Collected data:
--- start ---

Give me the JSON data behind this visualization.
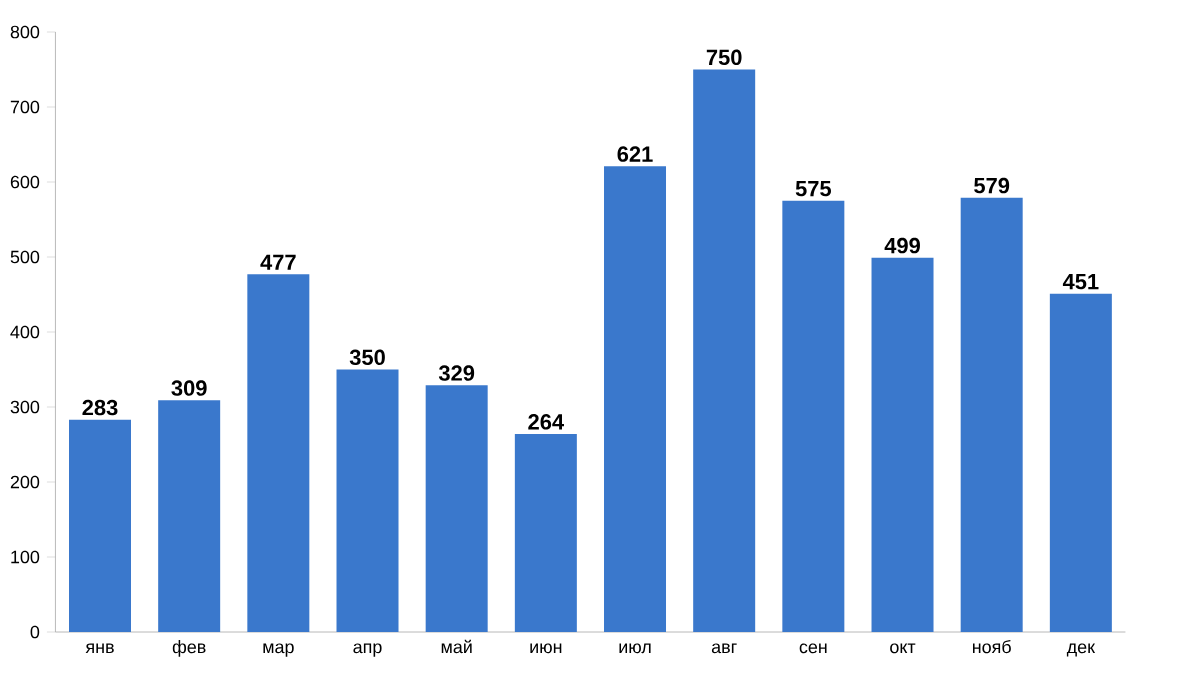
{
  "chart_data": {
    "type": "bar",
    "categories": [
      "янв",
      "фев",
      "мар",
      "апр",
      "май",
      "июн",
      "июл",
      "авг",
      "сен",
      "окт",
      "нояб",
      "дек"
    ],
    "values": [
      283,
      309,
      477,
      350,
      329,
      264,
      621,
      750,
      575,
      499,
      579,
      451
    ],
    "color": "#3a78cc",
    "ylim": [
      0,
      800
    ],
    "yticks": [
      0,
      100,
      200,
      300,
      400,
      500,
      600,
      700,
      800
    ],
    "data_labels": true
  }
}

--- end ---

Using the records above, retype everything exactly except the pictures.

WORKED SOLUTION:
Give me the JSON data behind this visualization.
{
  "chart_data": {
    "type": "bar",
    "categories": [
      "янв",
      "фев",
      "мар",
      "апр",
      "май",
      "июн",
      "июл",
      "авг",
      "сен",
      "окт",
      "нояб",
      "дек"
    ],
    "values": [
      283,
      309,
      477,
      350,
      329,
      264,
      621,
      750,
      575,
      499,
      579,
      451
    ],
    "color": "#3a78cc",
    "ylim": [
      0,
      800
    ],
    "yticks": [
      0,
      100,
      200,
      300,
      400,
      500,
      600,
      700,
      800
    ],
    "data_labels": true
  }
}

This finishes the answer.